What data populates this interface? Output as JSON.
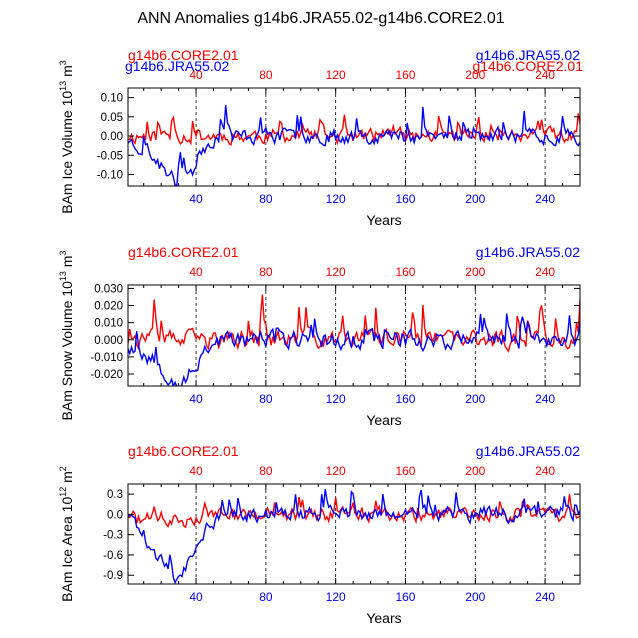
{
  "title": "ANN Anomalies g14b6.JRA55.02-g14b6.CORE2.01",
  "legend": {
    "red_label": "g14b6.CORE2.01",
    "blue_label": "g14b6.JRA55.02"
  },
  "colors": {
    "red": "#ff0000",
    "blue": "#0000ff",
    "axis": "#000000"
  },
  "chart_data": [
    {
      "type": "line",
      "title": "",
      "ylabel": "BAm Ice Volume 10",
      "ylabel_exp": "13",
      "ylabel_unit": " m",
      "ylabel_unit_exp": "3",
      "xlabel": "Years",
      "xlim": [
        1,
        260
      ],
      "ylim": [
        -0.13,
        0.125
      ],
      "yticks": [
        -0.1,
        -0.05,
        0.0,
        0.05,
        0.1
      ],
      "ytick_labels": [
        "-0.10",
        "-0.05",
        "0.00",
        "0.05",
        "0.10"
      ],
      "xticks": [
        40,
        80,
        120,
        160,
        200,
        240
      ],
      "xtick_labels": [
        "40",
        "80",
        "120",
        "160",
        "200",
        "240"
      ],
      "legend_top_left": "g14b6.CORE2.01",
      "legend_top_right": "g14b6.JRA55.02",
      "series": [
        {
          "name": "g14b6.CORE2.01",
          "color": "red",
          "seed": 11,
          "amplitude": 0.022,
          "spike_amp": 0.05,
          "drift": []
        },
        {
          "name": "g14b6.JRA55.02",
          "color": "blue",
          "seed": 23,
          "amplitude": 0.022,
          "spike_amp": 0.07,
          "drift": [
            [
              1,
              -0.01
            ],
            [
              12,
              -0.04
            ],
            [
              22,
              -0.09
            ],
            [
              30,
              -0.125
            ],
            [
              38,
              -0.09
            ],
            [
              44,
              -0.03
            ],
            [
              52,
              0.0
            ]
          ]
        }
      ]
    },
    {
      "type": "line",
      "title": "",
      "ylabel": "BAm Snow Volume 10",
      "ylabel_exp": "13",
      "ylabel_unit": " m",
      "ylabel_unit_exp": "3",
      "xlabel": "Years",
      "xlim": [
        1,
        260
      ],
      "ylim": [
        -0.027,
        0.032
      ],
      "yticks": [
        -0.02,
        -0.01,
        0.0,
        0.01,
        0.02,
        0.03
      ],
      "ytick_labels": [
        "-0.020",
        "-0.010",
        "0.000",
        "0.010",
        "0.020",
        "0.030"
      ],
      "xticks": [
        40,
        80,
        120,
        160,
        200,
        240
      ],
      "xtick_labels": [
        "40",
        "80",
        "120",
        "160",
        "200",
        "240"
      ],
      "legend_top_left": "g14b6.CORE2.01",
      "legend_top_right": "g14b6.JRA55.02",
      "series": [
        {
          "name": "g14b6.CORE2.01",
          "color": "red",
          "seed": 37,
          "amplitude": 0.006,
          "spike_amp": 0.02,
          "drift": []
        },
        {
          "name": "g14b6.JRA55.02",
          "color": "blue",
          "seed": 53,
          "amplitude": 0.006,
          "spike_amp": 0.012,
          "drift": [
            [
              1,
              -0.003
            ],
            [
              14,
              -0.01
            ],
            [
              24,
              -0.02
            ],
            [
              31,
              -0.026
            ],
            [
              38,
              -0.02
            ],
            [
              44,
              -0.006
            ],
            [
              52,
              0.0
            ]
          ]
        }
      ]
    },
    {
      "type": "line",
      "title": "",
      "ylabel": "BAm Ice Area 10",
      "ylabel_exp": "12",
      "ylabel_unit": " m",
      "ylabel_unit_exp": "2",
      "xlabel": "Years",
      "xlim": [
        1,
        260
      ],
      "ylim": [
        -1.03,
        0.45
      ],
      "yticks": [
        -0.9,
        -0.6,
        -0.3,
        0.0,
        0.3
      ],
      "ytick_labels": [
        "-0.9",
        "-0.6",
        "-0.3",
        "0.0",
        "0.3"
      ],
      "xticks": [
        40,
        80,
        120,
        160,
        200,
        240
      ],
      "xtick_labels": [
        "40",
        "80",
        "120",
        "160",
        "200",
        "240"
      ],
      "legend_top_left": "g14b6.CORE2.01",
      "legend_top_right": "g14b6.JRA55.02",
      "series": [
        {
          "name": "g14b6.CORE2.01",
          "color": "red",
          "seed": 71,
          "amplitude": 0.12,
          "spike_amp": 0.25,
          "drift": [
            [
              1,
              0.0
            ],
            [
              8,
              -0.1
            ],
            [
              20,
              -0.05
            ],
            [
              30,
              -0.1
            ],
            [
              45,
              0.0
            ]
          ]
        },
        {
          "name": "g14b6.JRA55.02",
          "color": "blue",
          "seed": 89,
          "amplitude": 0.13,
          "spike_amp": 0.3,
          "drift": [
            [
              1,
              0.0
            ],
            [
              10,
              -0.3
            ],
            [
              20,
              -0.7
            ],
            [
              30,
              -1.0
            ],
            [
              38,
              -0.6
            ],
            [
              46,
              -0.2
            ],
            [
              56,
              0.0
            ]
          ]
        }
      ]
    }
  ]
}
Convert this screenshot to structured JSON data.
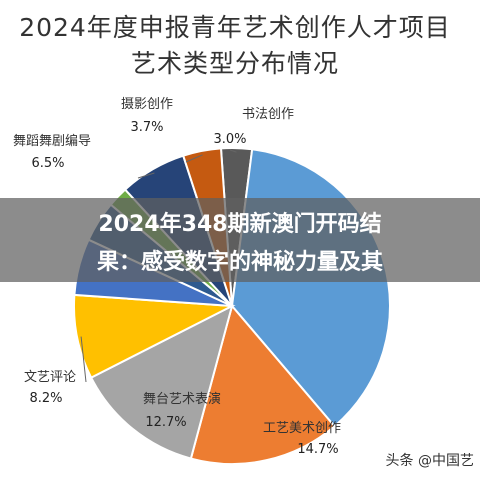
{
  "title_line1": "2024年度申报青年艺术创作人才项目",
  "title_line2": "艺术类型分布情况",
  "overlay": {
    "line1": "2024年348期新澳门开码结",
    "line2": "果：感受数字的神秘力量及其"
  },
  "watermark": "头条 @中国艺",
  "chart_data": {
    "type": "pie",
    "title": "2024年度申报青年艺术创作人才项目艺术类型分布情况",
    "categories": [
      "书法创作",
      "",
      "工艺美术创作",
      "舞台艺术表演",
      "文艺评论",
      "",
      "",
      "",
      "舞蹈舞剧编导",
      "摄影创作"
    ],
    "values": [
      3.0,
      35.0,
      14.7,
      12.7,
      8.2,
      5.5,
      4.0,
      2.0,
      6.5,
      3.7
    ],
    "labels": [
      "3.0%",
      "",
      "14.7%",
      "12.7%",
      "8.2%",
      "",
      "",
      "",
      "6.5%",
      "3.7%"
    ],
    "colors": [
      "#595959",
      "#5B9BD5",
      "#ED7D31",
      "#A5A5A5",
      "#FFC000",
      "#4472C4",
      "#2E5A8F",
      "#70AD47",
      "#264478",
      "#C55A11"
    ]
  }
}
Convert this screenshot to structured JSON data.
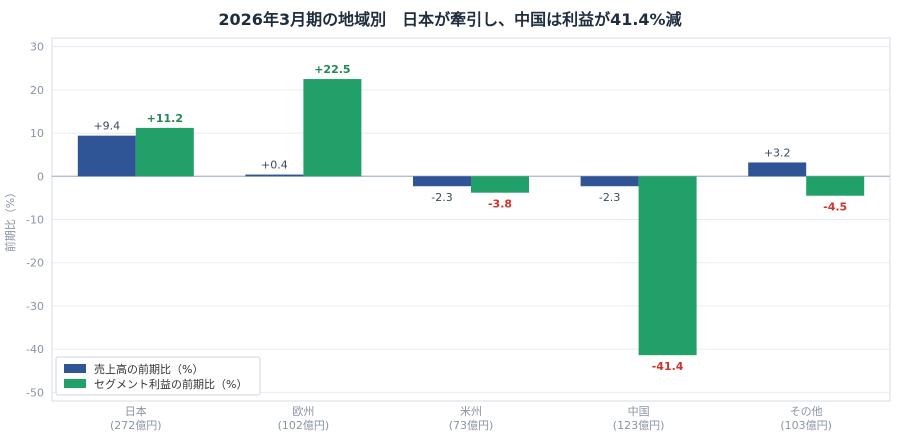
{
  "chart_data": {
    "type": "bar",
    "title": "2026年3月期の地域別　日本が牽引し、中国は利益が41.4%減",
    "ylabel": "前期比（%）",
    "xlabel": "",
    "ylim": [
      -52,
      32
    ],
    "yticks": [
      30,
      20,
      10,
      0,
      -10,
      -20,
      -30,
      -40,
      -50
    ],
    "grid": true,
    "legend_position": "bottom-left",
    "categories": [
      {
        "name": "日本",
        "sub": "(272億円)"
      },
      {
        "name": "欧州",
        "sub": "(102億円)"
      },
      {
        "name": "米州",
        "sub": "(73億円)"
      },
      {
        "name": "中国",
        "sub": "(123億円)"
      },
      {
        "name": "その他",
        "sub": "(103億円)"
      }
    ],
    "series": [
      {
        "name": "売上高の前期比（%）",
        "color": "#2f5597",
        "values": [
          9.4,
          0.4,
          -2.3,
          -2.3,
          3.2
        ],
        "labels": [
          "+9.4",
          "+0.4",
          "-2.3",
          "-2.3",
          "+3.2"
        ]
      },
      {
        "name": "セグメント利益の前期比（%）",
        "color": "#21a06a",
        "values": [
          11.2,
          22.5,
          -3.8,
          -41.4,
          -4.5
        ],
        "labels": [
          "+11.2",
          "+22.5",
          "-3.8",
          "-41.4",
          "-4.5"
        ]
      }
    ],
    "label_colors": {
      "revenue": "#3a4a5e",
      "profit_positive": "#1e8a55",
      "profit_negative": "#d0342c"
    }
  }
}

★ ★ ★ ★

= EXERCISE TASK =
Take the listing above and print it exactly, apart from the pictures.

= SOLUTION FOR THIS TASK =
What data populates this interface? Output as JSON.
{
  "title": "ANN Anomalies g14b6.JRA55.02-g14b6.CORE2.01",
  "legend": {
    "red_label": "g14b6.CORE2.01",
    "blue_label": "g14b6.JRA55.02"
  },
  "colors": {
    "red": "#ff0000",
    "blue": "#0000ff",
    "axis": "#000000"
  },
  "chart_data": [
    {
      "type": "line",
      "title": "",
      "ylabel": "BAm Ice Volume 10",
      "ylabel_exp": "13",
      "ylabel_unit": " m",
      "ylabel_unit_exp": "3",
      "xlabel": "Years",
      "xlim": [
        1,
        260
      ],
      "ylim": [
        -0.13,
        0.125
      ],
      "yticks": [
        -0.1,
        -0.05,
        0.0,
        0.05,
        0.1
      ],
      "ytick_labels": [
        "-0.10",
        "-0.05",
        "0.00",
        "0.05",
        "0.10"
      ],
      "xticks": [
        40,
        80,
        120,
        160,
        200,
        240
      ],
      "xtick_labels": [
        "40",
        "80",
        "120",
        "160",
        "200",
        "240"
      ],
      "legend_top_left": "g14b6.CORE2.01",
      "legend_top_right": "g14b6.JRA55.02",
      "series": [
        {
          "name": "g14b6.CORE2.01",
          "color": "red",
          "seed": 11,
          "amplitude": 0.022,
          "spike_amp": 0.05,
          "drift": []
        },
        {
          "name": "g14b6.JRA55.02",
          "color": "blue",
          "seed": 23,
          "amplitude": 0.022,
          "spike_amp": 0.07,
          "drift": [
            [
              1,
              -0.01
            ],
            [
              12,
              -0.04
            ],
            [
              22,
              -0.09
            ],
            [
              30,
              -0.125
            ],
            [
              38,
              -0.09
            ],
            [
              44,
              -0.03
            ],
            [
              52,
              0.0
            ]
          ]
        }
      ]
    },
    {
      "type": "line",
      "title": "",
      "ylabel": "BAm Snow Volume 10",
      "ylabel_exp": "13",
      "ylabel_unit": " m",
      "ylabel_unit_exp": "3",
      "xlabel": "Years",
      "xlim": [
        1,
        260
      ],
      "ylim": [
        -0.027,
        0.032
      ],
      "yticks": [
        -0.02,
        -0.01,
        0.0,
        0.01,
        0.02,
        0.03
      ],
      "ytick_labels": [
        "-0.020",
        "-0.010",
        "0.000",
        "0.010",
        "0.020",
        "0.030"
      ],
      "xticks": [
        40,
        80,
        120,
        160,
        200,
        240
      ],
      "xtick_labels": [
        "40",
        "80",
        "120",
        "160",
        "200",
        "240"
      ],
      "legend_top_left": "g14b6.CORE2.01",
      "legend_top_right": "g14b6.JRA55.02",
      "series": [
        {
          "name": "g14b6.CORE2.01",
          "color": "red",
          "seed": 37,
          "amplitude": 0.006,
          "spike_amp": 0.02,
          "drift": []
        },
        {
          "name": "g14b6.JRA55.02",
          "color": "blue",
          "seed": 53,
          "amplitude": 0.006,
          "spike_amp": 0.012,
          "drift": [
            [
              1,
              -0.003
            ],
            [
              14,
              -0.01
            ],
            [
              24,
              -0.02
            ],
            [
              31,
              -0.026
            ],
            [
              38,
              -0.02
            ],
            [
              44,
              -0.006
            ],
            [
              52,
              0.0
            ]
          ]
        }
      ]
    },
    {
      "type": "line",
      "title": "",
      "ylabel": "BAm Ice Area 10",
      "ylabel_exp": "12",
      "ylabel_unit": " m",
      "ylabel_unit_exp": "2",
      "xlabel": "Years",
      "xlim": [
        1,
        260
      ],
      "ylim": [
        -1.03,
        0.45
      ],
      "yticks": [
        -0.9,
        -0.6,
        -0.3,
        0.0,
        0.3
      ],
      "ytick_labels": [
        "-0.9",
        "-0.6",
        "-0.3",
        "0.0",
        "0.3"
      ],
      "xticks": [
        40,
        80,
        120,
        160,
        200,
        240
      ],
      "xtick_labels": [
        "40",
        "80",
        "120",
        "160",
        "200",
        "240"
      ],
      "legend_top_left": "g14b6.CORE2.01",
      "legend_top_right": "g14b6.JRA55.02",
      "series": [
        {
          "name": "g14b6.CORE2.01",
          "color": "red",
          "seed": 71,
          "amplitude": 0.12,
          "spike_amp": 0.25,
          "drift": [
            [
              1,
              0.0
            ],
            [
              8,
              -0.1
            ],
            [
              20,
              -0.05
            ],
            [
              30,
              -0.1
            ],
            [
              45,
              0.0
            ]
          ]
        },
        {
          "name": "g14b6.JRA55.02",
          "color": "blue",
          "seed": 89,
          "amplitude": 0.13,
          "spike_amp": 0.3,
          "drift": [
            [
              1,
              0.0
            ],
            [
              10,
              -0.3
            ],
            [
              20,
              -0.7
            ],
            [
              30,
              -1.0
            ],
            [
              38,
              -0.6
            ],
            [
              46,
              -0.2
            ],
            [
              56,
              0.0
            ]
          ]
        }
      ]
    }
  ]
}
Convert this screenshot to structured JSON data.
{
  "title_line1": "2024年度申报青年艺术创作人才项目",
  "title_line2": "艺术类型分布情况",
  "overlay": {
    "line1": "2024年348期新澳门开码结",
    "line2": "果：感受数字的神秘力量及其"
  },
  "watermark": "头条 @中国艺",
  "chart_data": {
    "type": "pie",
    "title": "2024年度申报青年艺术创作人才项目艺术类型分布情况",
    "categories": [
      "书法创作",
      "",
      "工艺美术创作",
      "舞台艺术表演",
      "文艺评论",
      "",
      "",
      "",
      "舞蹈舞剧编导",
      "摄影创作"
    ],
    "values": [
      3.0,
      35.0,
      14.7,
      12.7,
      8.2,
      5.5,
      4.0,
      2.0,
      6.5,
      3.7
    ],
    "labels": [
      "3.0%",
      "",
      "14.7%",
      "12.7%",
      "8.2%",
      "",
      "",
      "",
      "6.5%",
      "3.7%"
    ],
    "colors": [
      "#595959",
      "#5B9BD5",
      "#ED7D31",
      "#A5A5A5",
      "#FFC000",
      "#4472C4",
      "#2E5A8F",
      "#70AD47",
      "#264478",
      "#C55A11"
    ]
  }
}
Convert this screenshot to structured JSON data.
{
  "chart_data": {
    "type": "bar",
    "title": "2026年3月期の地域別　日本が牽引し、中国は利益が41.4%減",
    "ylabel": "前期比（%）",
    "xlabel": "",
    "ylim": [
      -52,
      32
    ],
    "yticks": [
      30,
      20,
      10,
      0,
      -10,
      -20,
      -30,
      -40,
      -50
    ],
    "grid": true,
    "legend_position": "bottom-left",
    "categories": [
      {
        "name": "日本",
        "sub": "(272億円)"
      },
      {
        "name": "欧州",
        "sub": "(102億円)"
      },
      {
        "name": "米州",
        "sub": "(73億円)"
      },
      {
        "name": "中国",
        "sub": "(123億円)"
      },
      {
        "name": "その他",
        "sub": "(103億円)"
      }
    ],
    "series": [
      {
        "name": "売上高の前期比（%）",
        "color": "#2f5597",
        "values": [
          9.4,
          0.4,
          -2.3,
          -2.3,
          3.2
        ],
        "labels": [
          "+9.4",
          "+0.4",
          "-2.3",
          "-2.3",
          "+3.2"
        ]
      },
      {
        "name": "セグメント利益の前期比（%）",
        "color": "#21a06a",
        "values": [
          11.2,
          22.5,
          -3.8,
          -41.4,
          -4.5
        ],
        "labels": [
          "+11.2",
          "+22.5",
          "-3.8",
          "-41.4",
          "-4.5"
        ]
      }
    ],
    "label_colors": {
      "revenue": "#3a4a5e",
      "profit_positive": "#1e8a55",
      "profit_negative": "#d0342c"
    }
  }
}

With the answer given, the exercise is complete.